• _Task requirements_:
A bare number is the expected answer: the count of lines in the records that contain the word "eller".
^^^^^^^^
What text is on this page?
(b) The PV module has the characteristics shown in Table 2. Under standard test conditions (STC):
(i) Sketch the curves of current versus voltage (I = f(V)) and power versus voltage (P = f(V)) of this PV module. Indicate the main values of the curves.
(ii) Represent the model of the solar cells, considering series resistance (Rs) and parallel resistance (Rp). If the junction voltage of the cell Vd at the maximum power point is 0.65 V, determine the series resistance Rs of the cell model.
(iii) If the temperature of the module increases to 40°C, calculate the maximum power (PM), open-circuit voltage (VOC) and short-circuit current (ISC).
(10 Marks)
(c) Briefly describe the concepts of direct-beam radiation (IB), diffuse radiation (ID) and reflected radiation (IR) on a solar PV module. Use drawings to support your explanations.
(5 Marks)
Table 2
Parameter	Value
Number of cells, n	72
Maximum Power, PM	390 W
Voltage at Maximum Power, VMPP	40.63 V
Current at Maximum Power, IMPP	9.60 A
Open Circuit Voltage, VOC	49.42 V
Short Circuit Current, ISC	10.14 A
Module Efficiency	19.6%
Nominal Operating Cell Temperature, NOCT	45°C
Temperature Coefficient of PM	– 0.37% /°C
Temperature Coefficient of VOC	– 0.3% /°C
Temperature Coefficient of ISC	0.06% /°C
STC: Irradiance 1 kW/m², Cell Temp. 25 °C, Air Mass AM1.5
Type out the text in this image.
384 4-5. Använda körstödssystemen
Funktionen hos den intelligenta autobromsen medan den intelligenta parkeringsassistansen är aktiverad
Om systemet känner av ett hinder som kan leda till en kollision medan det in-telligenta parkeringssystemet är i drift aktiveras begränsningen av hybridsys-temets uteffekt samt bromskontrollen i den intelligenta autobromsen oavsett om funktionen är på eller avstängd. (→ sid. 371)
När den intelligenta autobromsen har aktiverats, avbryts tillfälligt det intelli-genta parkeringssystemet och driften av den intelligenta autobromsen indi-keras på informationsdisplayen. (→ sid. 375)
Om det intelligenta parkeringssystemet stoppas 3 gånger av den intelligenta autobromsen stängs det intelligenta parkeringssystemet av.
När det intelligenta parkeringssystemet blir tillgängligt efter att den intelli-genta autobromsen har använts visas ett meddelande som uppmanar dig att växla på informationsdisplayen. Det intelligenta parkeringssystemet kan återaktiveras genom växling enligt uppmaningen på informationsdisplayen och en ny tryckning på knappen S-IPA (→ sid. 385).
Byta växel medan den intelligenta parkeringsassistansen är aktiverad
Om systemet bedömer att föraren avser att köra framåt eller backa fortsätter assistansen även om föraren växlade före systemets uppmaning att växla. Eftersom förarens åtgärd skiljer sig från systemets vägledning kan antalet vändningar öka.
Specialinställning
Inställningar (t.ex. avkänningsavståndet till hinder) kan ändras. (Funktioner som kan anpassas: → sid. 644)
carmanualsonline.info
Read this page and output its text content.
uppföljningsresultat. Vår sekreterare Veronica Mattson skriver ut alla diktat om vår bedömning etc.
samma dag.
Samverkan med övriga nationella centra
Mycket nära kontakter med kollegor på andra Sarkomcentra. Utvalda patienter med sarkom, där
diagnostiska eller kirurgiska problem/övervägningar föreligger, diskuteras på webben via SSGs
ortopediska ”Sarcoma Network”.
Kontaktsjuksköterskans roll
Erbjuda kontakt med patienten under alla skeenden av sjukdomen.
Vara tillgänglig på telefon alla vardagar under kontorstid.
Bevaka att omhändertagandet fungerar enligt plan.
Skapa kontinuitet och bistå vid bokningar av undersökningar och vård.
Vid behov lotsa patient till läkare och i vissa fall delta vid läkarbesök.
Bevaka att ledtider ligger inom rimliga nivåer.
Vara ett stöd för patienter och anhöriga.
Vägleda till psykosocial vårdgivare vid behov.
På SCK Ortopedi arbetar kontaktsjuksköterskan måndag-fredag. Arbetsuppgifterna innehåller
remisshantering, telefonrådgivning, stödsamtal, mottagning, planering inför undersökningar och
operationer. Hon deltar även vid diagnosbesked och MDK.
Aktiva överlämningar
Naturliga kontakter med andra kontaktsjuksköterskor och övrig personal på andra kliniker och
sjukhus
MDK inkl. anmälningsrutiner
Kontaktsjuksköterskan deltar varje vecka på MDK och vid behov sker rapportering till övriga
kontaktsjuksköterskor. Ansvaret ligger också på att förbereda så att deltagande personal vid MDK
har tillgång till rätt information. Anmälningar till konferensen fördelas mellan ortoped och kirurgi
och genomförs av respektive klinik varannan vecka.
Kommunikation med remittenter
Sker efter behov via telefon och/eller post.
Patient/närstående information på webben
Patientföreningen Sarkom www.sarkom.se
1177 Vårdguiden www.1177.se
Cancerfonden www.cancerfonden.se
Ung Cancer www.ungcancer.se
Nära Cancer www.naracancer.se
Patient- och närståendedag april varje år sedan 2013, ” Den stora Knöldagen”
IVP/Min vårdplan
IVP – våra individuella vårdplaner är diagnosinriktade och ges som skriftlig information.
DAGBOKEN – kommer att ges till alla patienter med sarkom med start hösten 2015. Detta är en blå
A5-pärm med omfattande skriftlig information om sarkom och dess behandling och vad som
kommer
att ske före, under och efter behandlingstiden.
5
^^^^^^^^
• _Task result_:
4